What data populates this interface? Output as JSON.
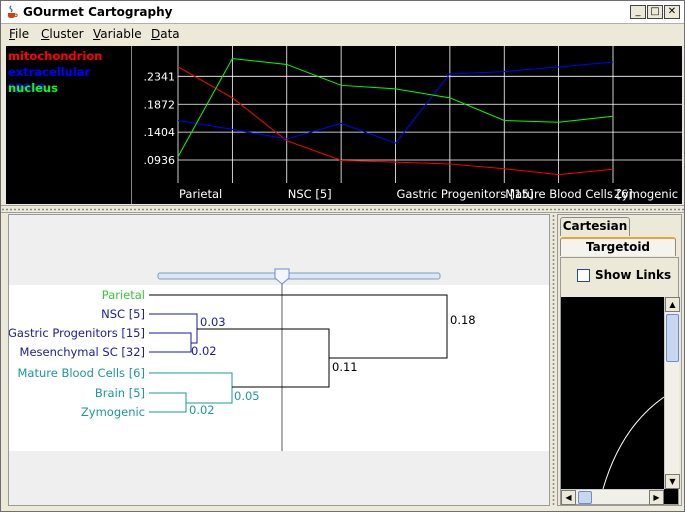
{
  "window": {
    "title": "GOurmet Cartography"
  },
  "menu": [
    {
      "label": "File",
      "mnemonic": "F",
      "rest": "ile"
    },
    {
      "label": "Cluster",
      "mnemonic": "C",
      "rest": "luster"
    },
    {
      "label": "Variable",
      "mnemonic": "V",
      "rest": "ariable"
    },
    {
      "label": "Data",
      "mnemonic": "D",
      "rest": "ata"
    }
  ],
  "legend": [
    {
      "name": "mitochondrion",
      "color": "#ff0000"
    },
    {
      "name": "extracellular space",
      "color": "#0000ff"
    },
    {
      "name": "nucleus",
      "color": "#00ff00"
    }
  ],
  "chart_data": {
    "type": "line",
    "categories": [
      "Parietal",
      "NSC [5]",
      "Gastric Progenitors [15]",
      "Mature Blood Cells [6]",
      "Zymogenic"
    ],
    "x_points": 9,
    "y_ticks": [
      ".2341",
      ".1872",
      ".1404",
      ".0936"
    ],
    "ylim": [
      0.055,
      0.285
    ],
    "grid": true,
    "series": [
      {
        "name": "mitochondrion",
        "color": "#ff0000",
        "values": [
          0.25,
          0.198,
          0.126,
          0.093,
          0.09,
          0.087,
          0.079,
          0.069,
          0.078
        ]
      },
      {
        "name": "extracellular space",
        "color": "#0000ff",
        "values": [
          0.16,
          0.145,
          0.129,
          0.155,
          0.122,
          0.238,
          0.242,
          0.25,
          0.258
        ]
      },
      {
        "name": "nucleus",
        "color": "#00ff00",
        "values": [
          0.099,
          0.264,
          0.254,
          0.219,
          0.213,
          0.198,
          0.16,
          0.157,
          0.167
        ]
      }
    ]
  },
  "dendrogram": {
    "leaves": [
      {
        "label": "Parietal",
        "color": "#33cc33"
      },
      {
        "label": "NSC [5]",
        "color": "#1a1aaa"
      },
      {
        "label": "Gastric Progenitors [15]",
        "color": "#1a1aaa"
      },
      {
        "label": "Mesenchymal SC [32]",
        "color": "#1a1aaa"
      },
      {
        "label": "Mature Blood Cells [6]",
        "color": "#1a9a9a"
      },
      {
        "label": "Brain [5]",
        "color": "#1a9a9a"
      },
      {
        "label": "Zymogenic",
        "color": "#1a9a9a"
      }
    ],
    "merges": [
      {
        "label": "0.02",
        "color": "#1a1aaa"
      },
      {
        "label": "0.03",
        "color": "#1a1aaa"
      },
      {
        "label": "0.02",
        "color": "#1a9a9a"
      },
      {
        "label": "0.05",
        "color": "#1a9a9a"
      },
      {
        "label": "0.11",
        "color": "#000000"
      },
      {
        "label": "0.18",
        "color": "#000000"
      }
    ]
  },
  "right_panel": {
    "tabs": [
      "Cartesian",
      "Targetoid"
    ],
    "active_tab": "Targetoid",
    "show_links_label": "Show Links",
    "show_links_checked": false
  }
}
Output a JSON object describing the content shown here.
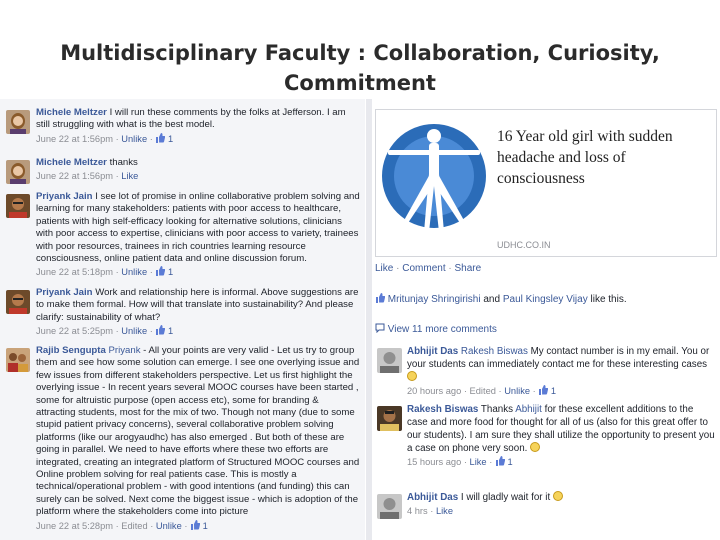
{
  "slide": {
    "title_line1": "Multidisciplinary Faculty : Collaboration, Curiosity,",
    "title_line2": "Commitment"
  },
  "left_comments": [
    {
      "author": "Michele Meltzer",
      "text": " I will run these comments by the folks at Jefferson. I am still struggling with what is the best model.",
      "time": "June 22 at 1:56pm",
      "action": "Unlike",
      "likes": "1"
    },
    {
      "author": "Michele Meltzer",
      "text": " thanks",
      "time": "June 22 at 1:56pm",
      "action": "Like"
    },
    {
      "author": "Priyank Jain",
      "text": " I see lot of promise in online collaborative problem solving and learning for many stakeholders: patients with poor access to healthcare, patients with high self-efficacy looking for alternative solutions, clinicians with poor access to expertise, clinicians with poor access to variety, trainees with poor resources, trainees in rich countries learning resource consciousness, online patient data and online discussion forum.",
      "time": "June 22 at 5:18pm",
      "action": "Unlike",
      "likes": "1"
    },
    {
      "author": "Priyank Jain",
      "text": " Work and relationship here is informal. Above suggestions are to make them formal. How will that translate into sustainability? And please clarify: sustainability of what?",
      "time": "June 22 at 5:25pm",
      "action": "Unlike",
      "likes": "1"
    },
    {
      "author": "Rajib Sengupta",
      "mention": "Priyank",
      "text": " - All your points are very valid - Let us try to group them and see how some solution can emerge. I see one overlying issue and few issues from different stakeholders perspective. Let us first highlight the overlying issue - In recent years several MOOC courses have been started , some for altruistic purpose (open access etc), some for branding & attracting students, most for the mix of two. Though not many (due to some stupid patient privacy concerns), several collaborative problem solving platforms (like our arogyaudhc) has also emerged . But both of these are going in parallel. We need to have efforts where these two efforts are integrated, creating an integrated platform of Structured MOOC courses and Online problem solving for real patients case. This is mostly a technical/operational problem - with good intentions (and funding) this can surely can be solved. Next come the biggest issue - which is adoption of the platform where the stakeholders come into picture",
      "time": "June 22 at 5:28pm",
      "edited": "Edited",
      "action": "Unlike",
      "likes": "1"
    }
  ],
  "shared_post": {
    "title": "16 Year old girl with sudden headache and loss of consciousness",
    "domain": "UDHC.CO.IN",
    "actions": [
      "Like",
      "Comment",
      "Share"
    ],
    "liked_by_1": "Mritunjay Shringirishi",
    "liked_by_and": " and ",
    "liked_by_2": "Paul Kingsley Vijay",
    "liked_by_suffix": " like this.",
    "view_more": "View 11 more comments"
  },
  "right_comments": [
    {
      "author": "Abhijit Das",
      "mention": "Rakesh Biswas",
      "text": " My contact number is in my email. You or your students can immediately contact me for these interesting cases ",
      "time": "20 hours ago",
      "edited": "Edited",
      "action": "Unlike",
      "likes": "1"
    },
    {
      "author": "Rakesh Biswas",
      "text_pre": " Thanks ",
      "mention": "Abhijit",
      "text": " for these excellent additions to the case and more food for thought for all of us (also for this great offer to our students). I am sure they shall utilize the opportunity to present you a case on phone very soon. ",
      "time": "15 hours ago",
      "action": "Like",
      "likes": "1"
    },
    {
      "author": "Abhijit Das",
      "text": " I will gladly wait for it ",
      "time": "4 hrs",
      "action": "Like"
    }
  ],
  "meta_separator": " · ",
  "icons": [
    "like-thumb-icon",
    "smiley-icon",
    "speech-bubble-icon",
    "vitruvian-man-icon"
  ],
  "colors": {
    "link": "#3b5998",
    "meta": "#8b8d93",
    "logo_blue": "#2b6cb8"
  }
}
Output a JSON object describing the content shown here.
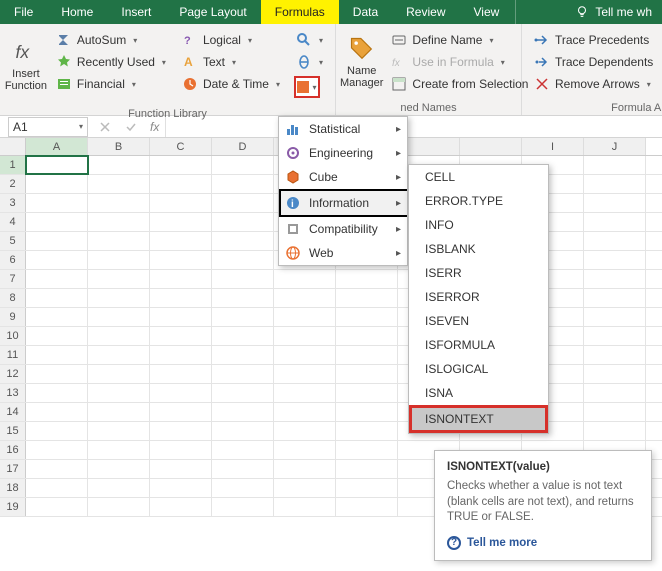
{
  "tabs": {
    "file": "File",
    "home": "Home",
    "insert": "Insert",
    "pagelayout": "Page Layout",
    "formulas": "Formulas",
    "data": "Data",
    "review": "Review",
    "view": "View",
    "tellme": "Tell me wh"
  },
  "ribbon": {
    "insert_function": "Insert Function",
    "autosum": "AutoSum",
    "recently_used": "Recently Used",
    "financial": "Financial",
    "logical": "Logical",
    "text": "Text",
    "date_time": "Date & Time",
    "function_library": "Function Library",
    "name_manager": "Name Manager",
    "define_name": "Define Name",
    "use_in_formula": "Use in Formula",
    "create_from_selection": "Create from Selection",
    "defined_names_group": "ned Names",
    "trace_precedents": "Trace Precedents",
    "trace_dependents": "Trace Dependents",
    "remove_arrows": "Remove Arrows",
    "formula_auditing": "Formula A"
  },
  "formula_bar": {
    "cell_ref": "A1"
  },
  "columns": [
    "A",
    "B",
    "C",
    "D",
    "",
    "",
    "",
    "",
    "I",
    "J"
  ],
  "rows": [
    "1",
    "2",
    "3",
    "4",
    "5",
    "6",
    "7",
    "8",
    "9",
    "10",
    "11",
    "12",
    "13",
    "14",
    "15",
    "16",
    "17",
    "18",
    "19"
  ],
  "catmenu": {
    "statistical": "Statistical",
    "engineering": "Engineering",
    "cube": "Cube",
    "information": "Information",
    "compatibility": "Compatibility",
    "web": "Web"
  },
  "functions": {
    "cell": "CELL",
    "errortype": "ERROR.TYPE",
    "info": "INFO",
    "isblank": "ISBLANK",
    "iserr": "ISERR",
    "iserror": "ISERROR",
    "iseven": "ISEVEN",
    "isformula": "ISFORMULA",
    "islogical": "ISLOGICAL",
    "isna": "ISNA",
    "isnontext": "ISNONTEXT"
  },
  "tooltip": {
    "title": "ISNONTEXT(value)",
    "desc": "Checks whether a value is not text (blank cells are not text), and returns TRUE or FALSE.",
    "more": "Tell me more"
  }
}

—————

# WORK INSTRUCTION
A lone number is the expected answer: the count of lines in these entries holding the string "more".

# RESPONSE TO THE TASK
3